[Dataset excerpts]
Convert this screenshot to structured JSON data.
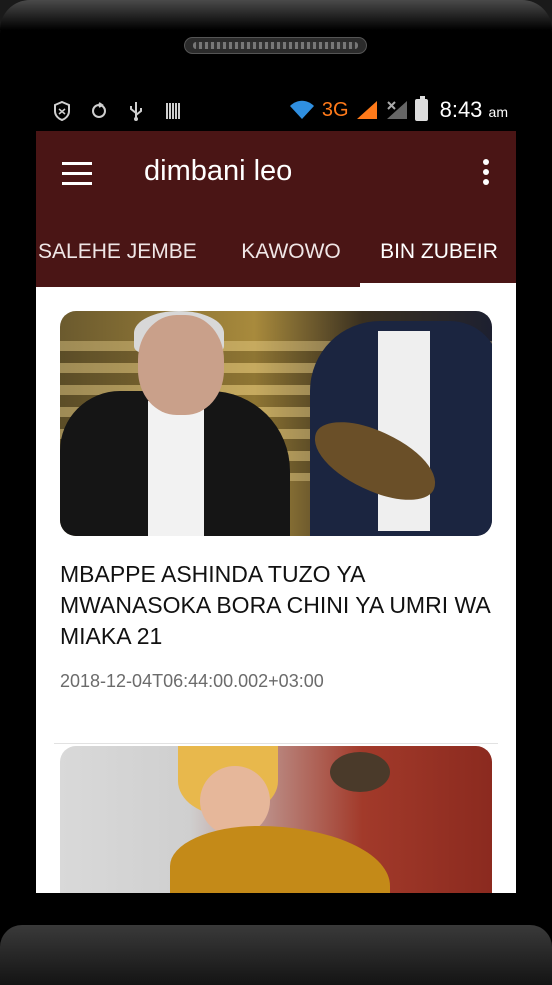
{
  "status_bar": {
    "network_type": "3G",
    "time": "8:43",
    "ampm": "am",
    "icons": [
      "shield-icon",
      "sync-icon",
      "usb-icon",
      "barcode-icon",
      "wifi-icon",
      "signal-icon",
      "signal-icon",
      "battery-charging-icon"
    ]
  },
  "app_bar": {
    "title": "dimbani leo",
    "menu_icon": "hamburger-menu-icon",
    "overflow_icon": "more-vert-icon"
  },
  "tabs": [
    {
      "label": "SALEHE JEMBE",
      "selected": false
    },
    {
      "label": "KAWOWO",
      "selected": false
    },
    {
      "label": "BIN ZUBEIR",
      "selected": true
    }
  ],
  "articles": [
    {
      "title": "MBAPPE ASHINDA TUZO YA MWANASOKA BORA CHINI YA UMRI WA MIAKA 21",
      "date": "2018-12-04T06:44:00.002+03:00"
    },
    {
      "title": "",
      "date": ""
    }
  ],
  "colors": {
    "app_bar": "#4a1515",
    "accent_3g": "#ff7a1a",
    "tab_indicator": "#ffffff"
  }
}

* Work to be completed
Copy out the listing exactly as it stands, but not the pictures.

* Result
Convert this screenshot to structured JSON data.
{
  "status_bar": {
    "network_type": "3G",
    "time": "8:43",
    "ampm": "am",
    "icons": [
      "shield-icon",
      "sync-icon",
      "usb-icon",
      "barcode-icon",
      "wifi-icon",
      "signal-icon",
      "signal-icon",
      "battery-charging-icon"
    ]
  },
  "app_bar": {
    "title": "dimbani leo",
    "menu_icon": "hamburger-menu-icon",
    "overflow_icon": "more-vert-icon"
  },
  "tabs": [
    {
      "label": "SALEHE JEMBE",
      "selected": false
    },
    {
      "label": "KAWOWO",
      "selected": false
    },
    {
      "label": "BIN ZUBEIR",
      "selected": true
    }
  ],
  "articles": [
    {
      "title": "MBAPPE ASHINDA TUZO YA MWANASOKA BORA CHINI YA UMRI WA MIAKA 21",
      "date": "2018-12-04T06:44:00.002+03:00"
    },
    {
      "title": "",
      "date": ""
    }
  ],
  "colors": {
    "app_bar": "#4a1515",
    "accent_3g": "#ff7a1a",
    "tab_indicator": "#ffffff"
  }
}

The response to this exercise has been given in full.